------ Data supplied

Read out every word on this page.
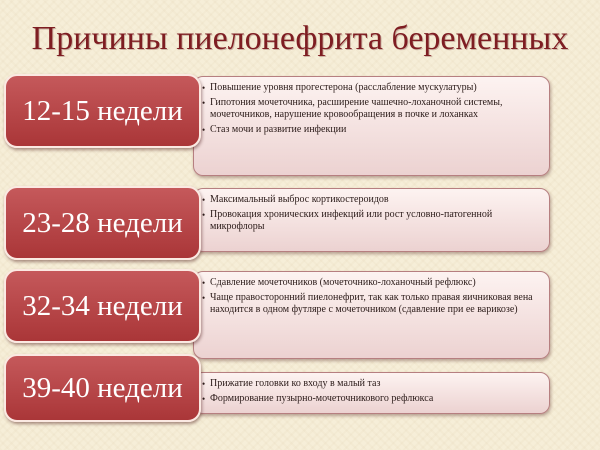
Причины пиелонефрита беременных
12-15 недели
• Повышение уровня прогестерона (расслабление мускулатуры)
• Гипотония мочеточника, расширение чашечно-лоханочной системы, мочеточников, нарушение кровообращения в почке и лоханках
• Стаз мочи и развитие инфекции
23-28 недели
• Максимальный выброс кортикостероидов
• Провокация хронических инфекций или рост условно-патогенной микрофлоры
32-34 недели
• Сдавление мочеточников (мочеточнико-лоханочный рефлюкс)
• Чаще правосторонний пиелонефрит, так как только правая яичниковая вена находится в одном футляре с мочеточником (сдавление при ее варикозе)
39-40 недели
•	Прижатие головки ко входу в малый таз
• Формирование пузырно-мочеточникового рефлюкса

------------

Among the lines above, how many contain the string "недели"? State the number alone.

- Reply to the task -
4